───── GIVEN DATA
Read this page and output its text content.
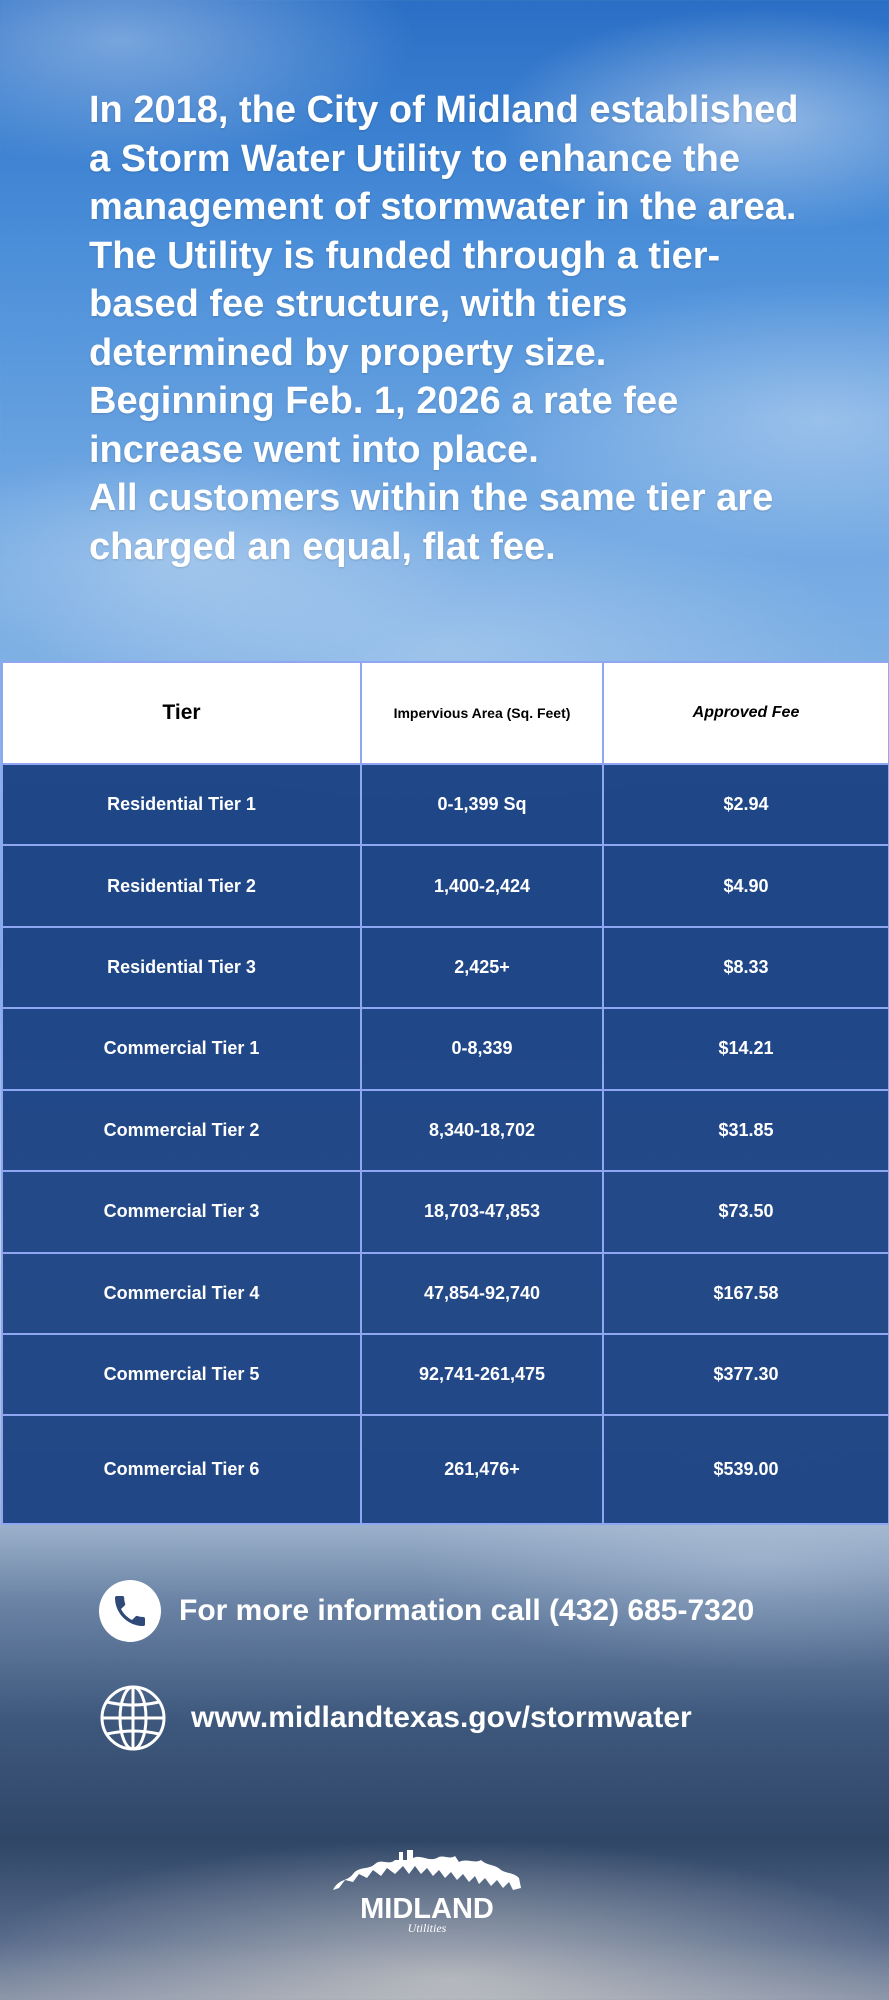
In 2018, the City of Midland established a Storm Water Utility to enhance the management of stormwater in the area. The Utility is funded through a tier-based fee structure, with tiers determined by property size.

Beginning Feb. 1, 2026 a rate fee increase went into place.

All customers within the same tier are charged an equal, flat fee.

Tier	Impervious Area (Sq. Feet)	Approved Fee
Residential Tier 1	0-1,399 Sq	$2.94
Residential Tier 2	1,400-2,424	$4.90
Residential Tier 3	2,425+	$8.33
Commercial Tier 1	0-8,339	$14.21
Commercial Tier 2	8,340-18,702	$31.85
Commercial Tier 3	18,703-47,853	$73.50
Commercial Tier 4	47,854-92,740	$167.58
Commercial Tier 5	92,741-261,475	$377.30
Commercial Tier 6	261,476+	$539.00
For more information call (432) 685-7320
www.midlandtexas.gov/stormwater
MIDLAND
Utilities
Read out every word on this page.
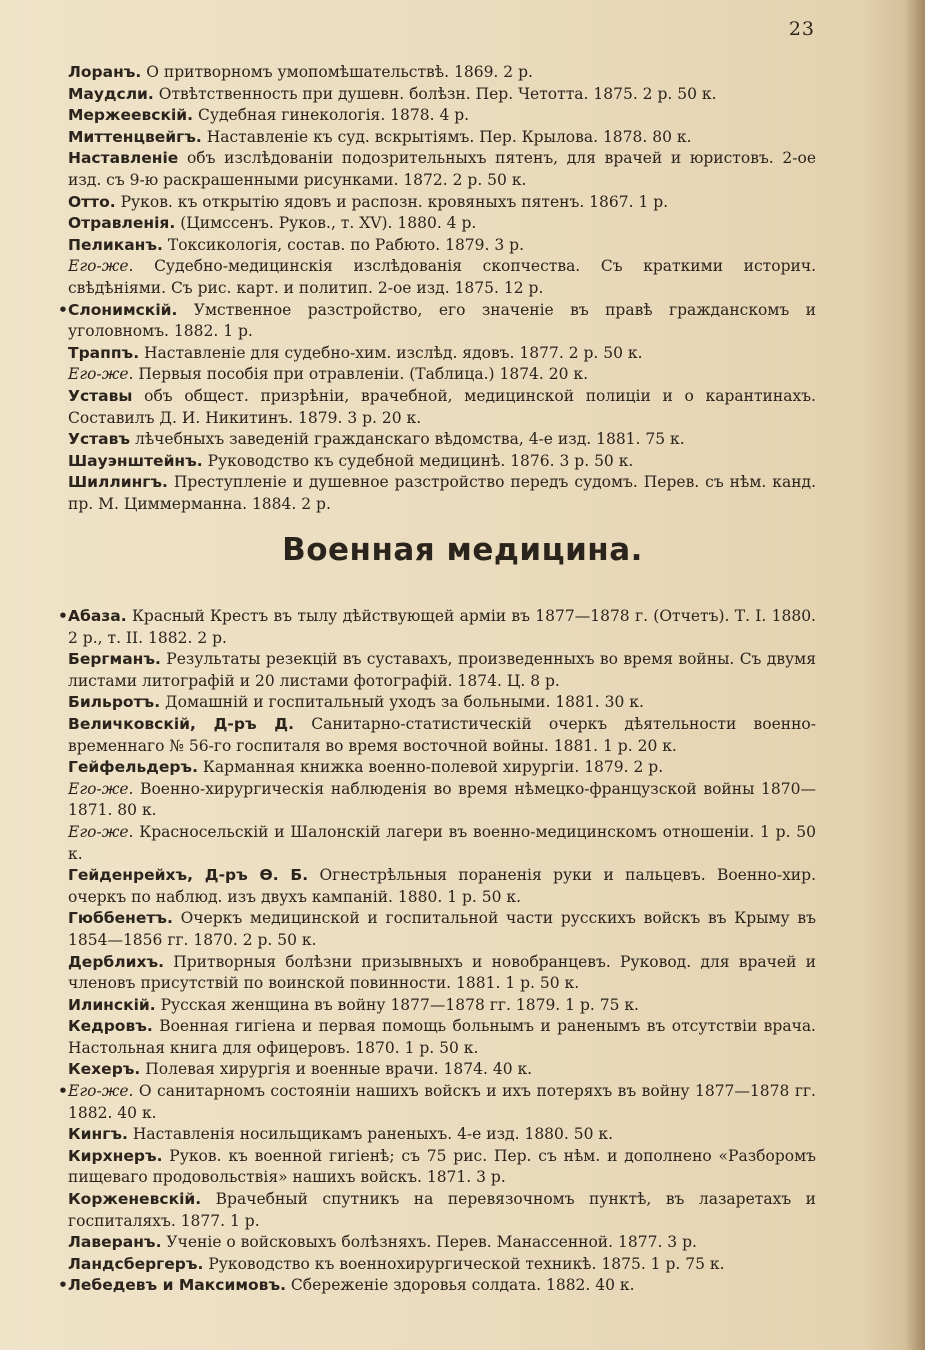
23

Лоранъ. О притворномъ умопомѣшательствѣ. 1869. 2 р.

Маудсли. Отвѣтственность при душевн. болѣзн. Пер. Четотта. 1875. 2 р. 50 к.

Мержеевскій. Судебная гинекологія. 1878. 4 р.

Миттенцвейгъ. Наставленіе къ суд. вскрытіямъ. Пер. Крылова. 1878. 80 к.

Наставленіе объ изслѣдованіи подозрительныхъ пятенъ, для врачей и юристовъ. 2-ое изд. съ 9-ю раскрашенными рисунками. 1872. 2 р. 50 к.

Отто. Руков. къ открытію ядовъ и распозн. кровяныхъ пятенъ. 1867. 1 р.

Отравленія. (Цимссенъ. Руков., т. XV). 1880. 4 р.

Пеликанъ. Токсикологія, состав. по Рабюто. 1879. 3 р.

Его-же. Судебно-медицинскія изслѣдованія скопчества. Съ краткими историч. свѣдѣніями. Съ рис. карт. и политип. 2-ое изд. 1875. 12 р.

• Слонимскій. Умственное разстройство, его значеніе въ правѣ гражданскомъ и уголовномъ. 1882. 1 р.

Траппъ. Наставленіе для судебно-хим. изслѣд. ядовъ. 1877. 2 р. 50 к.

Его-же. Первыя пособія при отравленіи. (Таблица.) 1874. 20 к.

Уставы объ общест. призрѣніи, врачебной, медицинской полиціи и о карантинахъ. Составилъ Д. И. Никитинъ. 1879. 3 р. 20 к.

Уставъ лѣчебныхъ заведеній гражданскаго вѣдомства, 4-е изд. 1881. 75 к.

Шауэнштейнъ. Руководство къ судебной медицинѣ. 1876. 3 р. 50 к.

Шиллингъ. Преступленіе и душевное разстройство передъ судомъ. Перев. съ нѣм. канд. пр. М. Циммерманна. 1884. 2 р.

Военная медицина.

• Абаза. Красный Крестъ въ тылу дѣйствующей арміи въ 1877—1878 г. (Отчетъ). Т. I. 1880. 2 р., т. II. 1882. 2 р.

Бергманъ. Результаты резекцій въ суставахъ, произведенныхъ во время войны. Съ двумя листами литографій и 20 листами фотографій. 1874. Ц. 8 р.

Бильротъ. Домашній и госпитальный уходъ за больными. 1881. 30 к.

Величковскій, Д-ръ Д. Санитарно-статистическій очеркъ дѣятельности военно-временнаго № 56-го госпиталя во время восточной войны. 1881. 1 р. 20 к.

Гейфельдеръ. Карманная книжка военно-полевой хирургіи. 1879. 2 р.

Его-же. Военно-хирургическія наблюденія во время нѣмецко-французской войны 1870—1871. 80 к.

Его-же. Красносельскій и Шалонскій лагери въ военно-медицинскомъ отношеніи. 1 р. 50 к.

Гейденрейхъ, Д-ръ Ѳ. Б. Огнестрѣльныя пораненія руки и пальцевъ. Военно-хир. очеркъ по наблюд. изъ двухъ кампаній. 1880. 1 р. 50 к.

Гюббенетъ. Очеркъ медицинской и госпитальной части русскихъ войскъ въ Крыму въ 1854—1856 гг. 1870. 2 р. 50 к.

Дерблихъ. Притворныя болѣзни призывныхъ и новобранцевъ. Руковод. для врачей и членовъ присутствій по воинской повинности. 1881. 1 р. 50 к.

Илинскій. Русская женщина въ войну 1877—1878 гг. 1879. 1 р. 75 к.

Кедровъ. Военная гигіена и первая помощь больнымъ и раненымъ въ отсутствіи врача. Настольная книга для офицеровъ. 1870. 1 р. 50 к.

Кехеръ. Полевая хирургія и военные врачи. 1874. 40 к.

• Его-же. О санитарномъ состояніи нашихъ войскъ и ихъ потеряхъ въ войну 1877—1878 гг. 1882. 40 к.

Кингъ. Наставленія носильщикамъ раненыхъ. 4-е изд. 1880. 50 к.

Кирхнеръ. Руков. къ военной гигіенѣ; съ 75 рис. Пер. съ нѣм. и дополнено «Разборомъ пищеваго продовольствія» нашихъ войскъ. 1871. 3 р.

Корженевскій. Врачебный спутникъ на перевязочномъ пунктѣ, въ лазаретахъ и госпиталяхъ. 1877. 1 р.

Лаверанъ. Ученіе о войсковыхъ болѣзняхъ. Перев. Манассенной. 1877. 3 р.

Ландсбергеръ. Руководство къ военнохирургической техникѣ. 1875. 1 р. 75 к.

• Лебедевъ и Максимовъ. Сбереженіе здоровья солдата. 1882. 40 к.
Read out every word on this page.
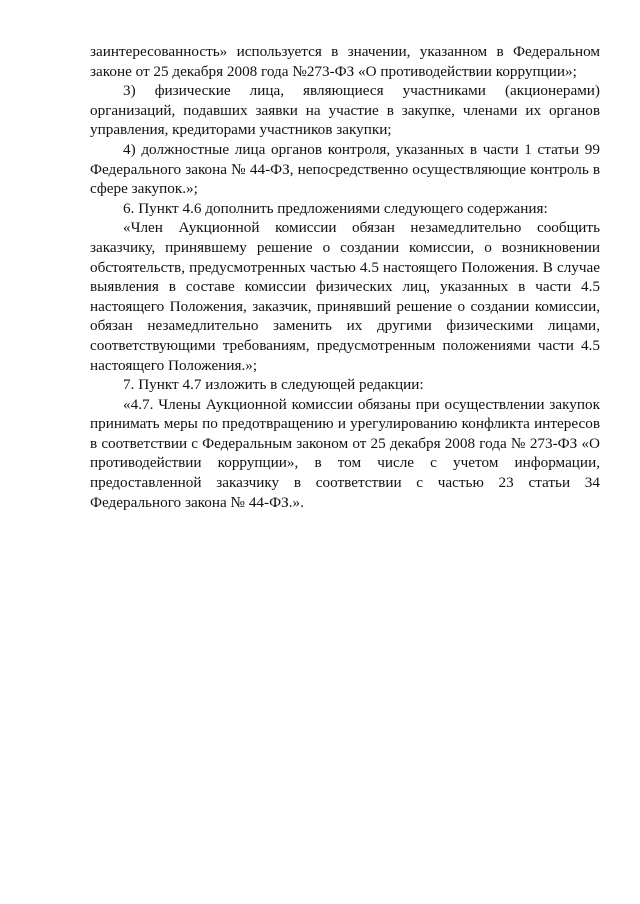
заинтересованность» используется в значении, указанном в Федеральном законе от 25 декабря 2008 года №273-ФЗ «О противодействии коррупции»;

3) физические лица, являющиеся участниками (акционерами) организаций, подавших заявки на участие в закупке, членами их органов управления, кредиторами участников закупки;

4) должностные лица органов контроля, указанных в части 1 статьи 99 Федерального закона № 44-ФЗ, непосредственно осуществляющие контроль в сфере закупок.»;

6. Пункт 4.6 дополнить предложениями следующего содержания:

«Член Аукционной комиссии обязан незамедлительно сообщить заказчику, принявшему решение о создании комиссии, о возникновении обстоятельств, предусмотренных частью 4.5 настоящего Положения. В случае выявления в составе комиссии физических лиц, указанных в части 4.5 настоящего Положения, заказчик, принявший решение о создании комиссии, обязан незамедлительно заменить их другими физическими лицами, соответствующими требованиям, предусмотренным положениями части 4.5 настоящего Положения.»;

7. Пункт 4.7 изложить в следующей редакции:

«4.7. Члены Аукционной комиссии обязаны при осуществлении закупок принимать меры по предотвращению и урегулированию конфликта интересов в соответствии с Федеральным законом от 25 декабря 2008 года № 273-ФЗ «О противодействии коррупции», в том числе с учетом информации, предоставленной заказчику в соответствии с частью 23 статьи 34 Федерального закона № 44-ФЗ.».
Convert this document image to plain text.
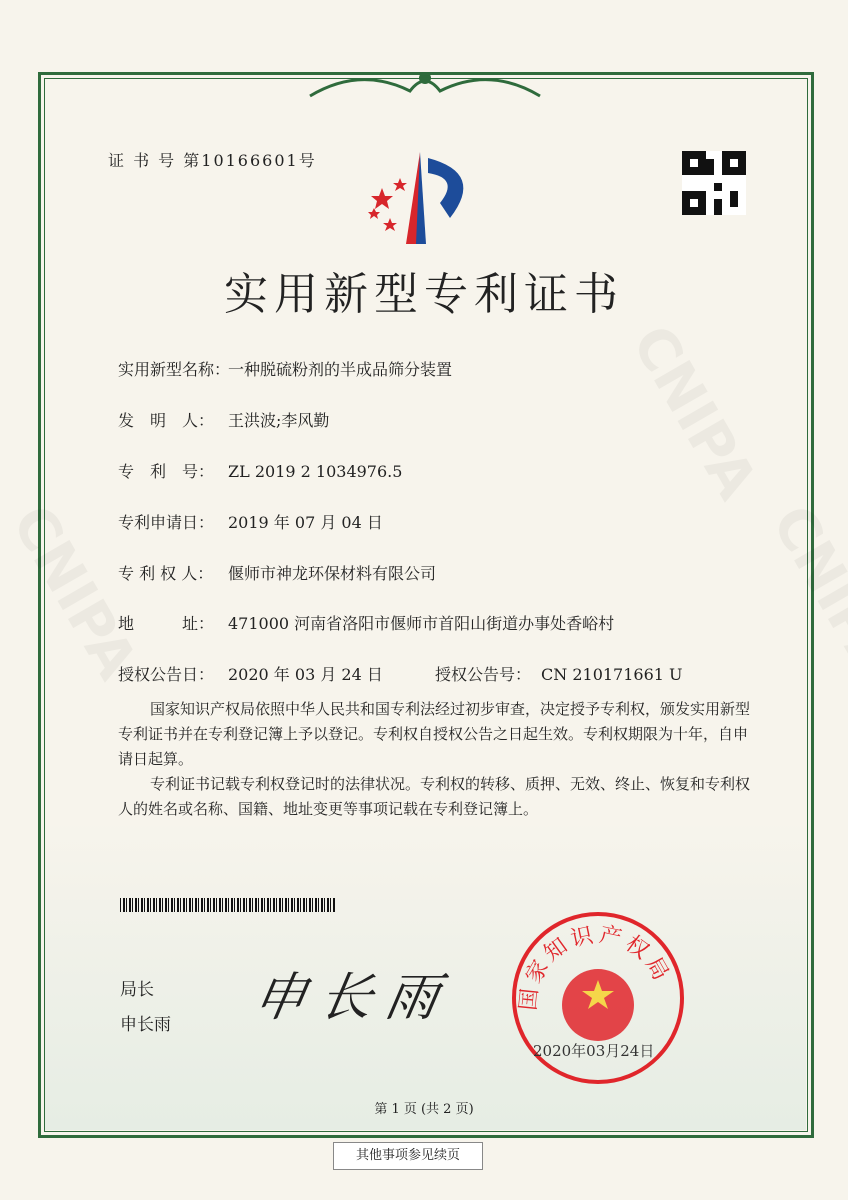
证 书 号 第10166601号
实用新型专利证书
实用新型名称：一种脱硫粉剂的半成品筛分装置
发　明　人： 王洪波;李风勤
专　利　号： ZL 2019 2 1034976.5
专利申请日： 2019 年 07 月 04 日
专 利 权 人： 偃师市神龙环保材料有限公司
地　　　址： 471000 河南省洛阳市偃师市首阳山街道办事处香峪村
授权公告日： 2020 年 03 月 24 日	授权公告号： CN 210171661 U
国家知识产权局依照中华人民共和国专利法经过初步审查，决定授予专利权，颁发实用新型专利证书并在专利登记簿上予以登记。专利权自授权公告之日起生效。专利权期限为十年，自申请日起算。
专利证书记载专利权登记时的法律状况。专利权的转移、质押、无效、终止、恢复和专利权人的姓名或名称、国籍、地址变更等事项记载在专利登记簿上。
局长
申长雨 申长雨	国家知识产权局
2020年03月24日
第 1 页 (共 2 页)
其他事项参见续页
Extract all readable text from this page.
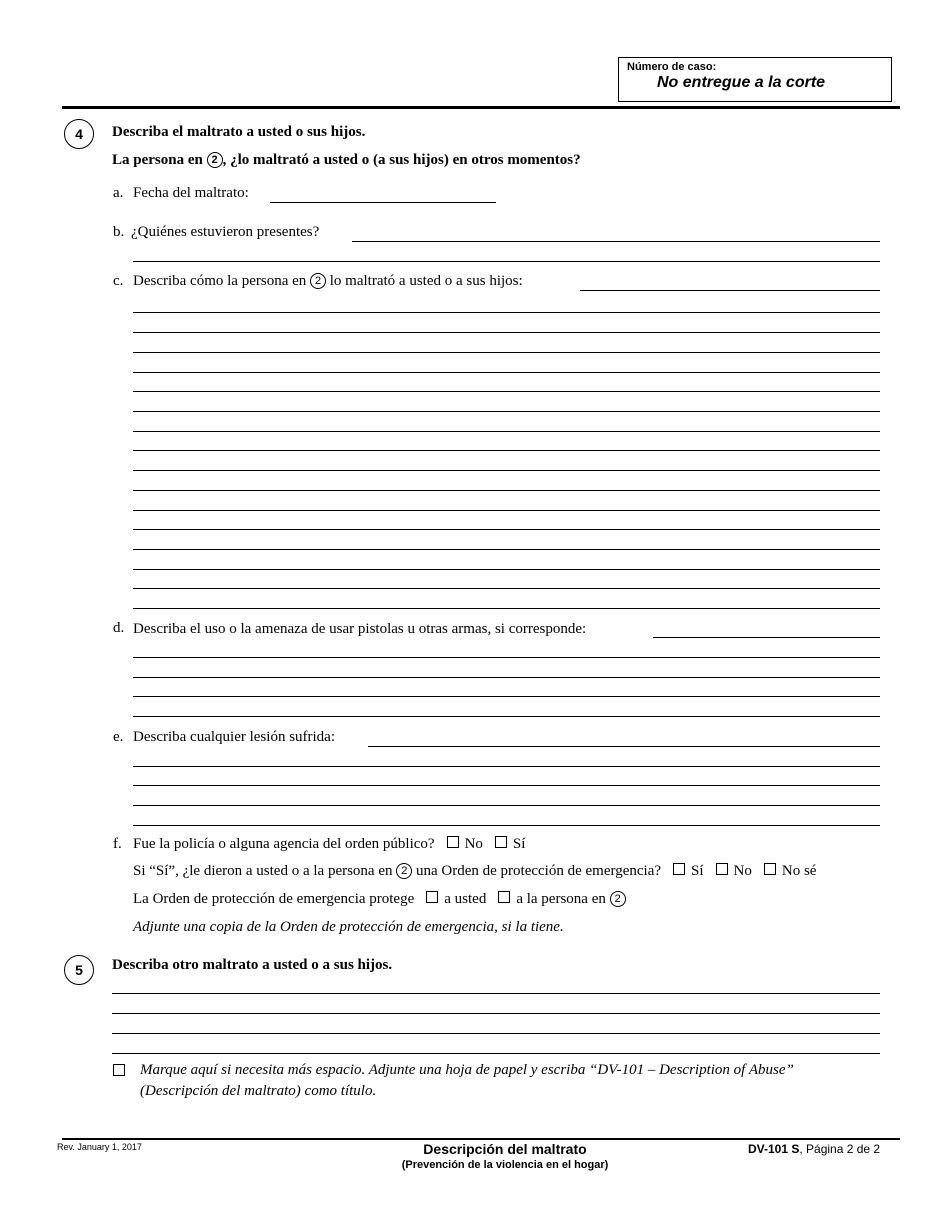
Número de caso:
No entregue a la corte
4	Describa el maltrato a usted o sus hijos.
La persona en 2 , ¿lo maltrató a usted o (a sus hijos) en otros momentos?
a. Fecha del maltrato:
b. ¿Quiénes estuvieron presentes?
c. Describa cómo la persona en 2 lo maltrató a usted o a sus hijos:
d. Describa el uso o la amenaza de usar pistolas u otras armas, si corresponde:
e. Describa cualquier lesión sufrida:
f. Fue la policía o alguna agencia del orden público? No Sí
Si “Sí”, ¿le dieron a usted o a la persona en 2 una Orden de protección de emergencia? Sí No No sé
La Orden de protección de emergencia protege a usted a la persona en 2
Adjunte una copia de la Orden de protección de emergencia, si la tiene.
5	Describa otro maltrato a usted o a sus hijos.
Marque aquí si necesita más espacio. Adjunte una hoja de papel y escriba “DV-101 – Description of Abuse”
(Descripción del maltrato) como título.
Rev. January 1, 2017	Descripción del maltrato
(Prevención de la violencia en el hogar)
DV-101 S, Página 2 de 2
──────────
#### WORK TO DO
Only the lines from the one holding "Convert this document image to plain text." through the last line of the records should be output, please, exactly and without any pictures.

#### COMPLETE OUTPUT
Convert this document image to plain text.
证 书 号 第10166601号
实用新型专利证书
实用新型名称：一种脱硫粉剂的半成品筛分装置
发　明　人： 王洪波;李风勤
专　利　号： ZL 2019 2 1034976.5
专利申请日： 2019 年 07 月 04 日
专 利 权 人： 偃师市神龙环保材料有限公司
地　　　址： 471000 河南省洛阳市偃师市首阳山街道办事处香峪村
授权公告日： 2020 年 03 月 24 日	授权公告号： CN 210171661 U
国家知识产权局依照中华人民共和国专利法经过初步审查，决定授予专利权，颁发实用新型专利证书并在专利登记簿上予以登记。专利权自授权公告之日起生效。专利权期限为十年，自申请日起算。
专利证书记载专利权登记时的法律状况。专利权的转移、质押、无效、终止、恢复和专利权人的姓名或名称、国籍、地址变更等事项记载在专利登记簿上。
局长
申长雨 申长雨	国家知识产权局
2020年03月24日
第 1 页 (共 2 页)
其他事项参见续页
Extract all readable text from this page.
Número de caso:
No entregue a la corte
4	Describa el maltrato a usted o sus hijos.
La persona en 2 , ¿lo maltrató a usted o (a sus hijos) en otros momentos?
a. Fecha del maltrato:
b. ¿Quiénes estuvieron presentes?
c. Describa cómo la persona en 2 lo maltrató a usted o a sus hijos:
d. Describa el uso o la amenaza de usar pistolas u otras armas, si corresponde:
e. Describa cualquier lesión sufrida:
f. Fue la policía o alguna agencia del orden público? No Sí
Si “Sí”, ¿le dieron a usted o a la persona en 2 una Orden de protección de emergencia? Sí No No sé
La Orden de protección de emergencia protege a usted a la persona en 2
Adjunte una copia de la Orden de protección de emergencia, si la tiene.
5	Describa otro maltrato a usted o a sus hijos.
Marque aquí si necesita más espacio. Adjunte una hoja de papel y escriba “DV-101 – Description of Abuse”
(Descripción del maltrato) como título.
Rev. January 1, 2017	Descripción del maltrato
(Prevención de la violencia en el hogar)
DV-101 S, Página 2 de 2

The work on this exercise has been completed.